Problem — Tally the lines with the word "this" and report the number alone.

Figure contents as structured data:
*-*-*

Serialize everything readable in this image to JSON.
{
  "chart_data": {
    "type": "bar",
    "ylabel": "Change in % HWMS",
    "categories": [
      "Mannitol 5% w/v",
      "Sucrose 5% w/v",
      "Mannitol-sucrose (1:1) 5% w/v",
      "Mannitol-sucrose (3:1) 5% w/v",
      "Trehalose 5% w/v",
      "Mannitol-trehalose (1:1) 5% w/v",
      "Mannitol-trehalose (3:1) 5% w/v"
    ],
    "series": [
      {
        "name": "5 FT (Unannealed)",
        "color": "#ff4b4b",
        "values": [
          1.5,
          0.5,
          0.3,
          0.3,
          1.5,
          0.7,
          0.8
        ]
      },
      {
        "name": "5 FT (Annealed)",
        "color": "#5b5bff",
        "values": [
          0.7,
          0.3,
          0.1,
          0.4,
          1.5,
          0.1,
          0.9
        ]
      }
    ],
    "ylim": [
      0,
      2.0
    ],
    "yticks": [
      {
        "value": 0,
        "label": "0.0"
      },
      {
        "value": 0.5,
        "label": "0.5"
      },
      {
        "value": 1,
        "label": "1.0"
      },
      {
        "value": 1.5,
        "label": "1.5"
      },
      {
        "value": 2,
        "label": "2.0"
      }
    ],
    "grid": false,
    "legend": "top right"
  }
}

*-*-*

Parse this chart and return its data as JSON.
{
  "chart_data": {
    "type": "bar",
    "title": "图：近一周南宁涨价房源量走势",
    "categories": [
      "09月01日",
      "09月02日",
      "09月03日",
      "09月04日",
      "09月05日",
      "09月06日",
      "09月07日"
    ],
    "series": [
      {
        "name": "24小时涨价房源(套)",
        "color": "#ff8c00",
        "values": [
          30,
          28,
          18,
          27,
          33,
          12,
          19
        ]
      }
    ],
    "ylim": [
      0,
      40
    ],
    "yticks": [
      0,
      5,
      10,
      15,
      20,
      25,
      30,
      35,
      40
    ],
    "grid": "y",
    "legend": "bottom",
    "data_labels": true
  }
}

*-*-*

Answer in full — 2